• **Textauszug**

____

Kann mir da wer bist Morgen Abend weiterhelfen denn am Mittwoch brauche ich das Prog wenns noch bist Mittwoch ca 10Uhr vormittags im Net ist dann passts auch dann kann ichs mir vor der Hausaufgabenabgabe noch runterziehen.



Ich möchte nur wissen was ich Falsch gemacht habe nicht dass ich gegen irgendwelche Forenregeln schreibe Dies ist auch eine Hausaufgabe auf freiwilliger Basis ich möchte nur dass ich weis wie das geht.


----------



## rabe08 (11. Oktober 2010)

Benutzt Du hier pi=pi/2 die variable nicht selbstrefferentiell?


----------



## UnnerveD (12. Oktober 2010)

Das Problem ist in erster Linie BlueJ selbst, da dieses zB. keine static main Methode kennt.

Beste Herangehensweise ist:
1) Erstellen eines Standardkonstruktors
public PI()
{
eingabe = 0;
}

2)Erstellen einer Methode zum Abfragen der Berechnungsgenauigkeit
public void setzeGenauigkeit(int genauigkeit)
{
eingabe = genauigkeit;
}

3) Methode erstellen zur Berechnung von Pi
public double berechnePI()

____

• **Gegebenes Material**

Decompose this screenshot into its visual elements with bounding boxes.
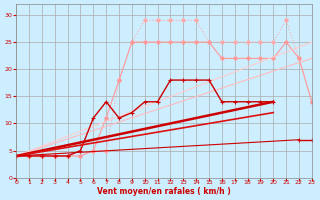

____

• **Aufgaben**
(a) Was ist laut UnnerveD im Textauszug der erste Schritt der besten Herangehensweise?
(b) Prüfe für jede Aussage, ob sie zum Textauszug passt, und belege dein Ja oder Nein mit den entscheidenden Worten daraus: (i) Die Hausaufgabe ist freiwillig. (ii) Der Standardkonstruktor setzt eingabe auf 1. (iii) Der Beitrag von rabe08 stammt vom 12. Oktober 2010.
Die Zeilen haben mit dem Textauszug nichts zu tun.

• **Antworten je Aufgabe**
(a) Das Erstellen eines Standardkonstruktors.

(b)
(i) Ja: „Dies ist auch eine Hausaufgabe auf freiwilliger Basis“
(ii) Nein: „eingabe = 0;“
(iii) Nein: „rabe08 (11. Oktober 2010)“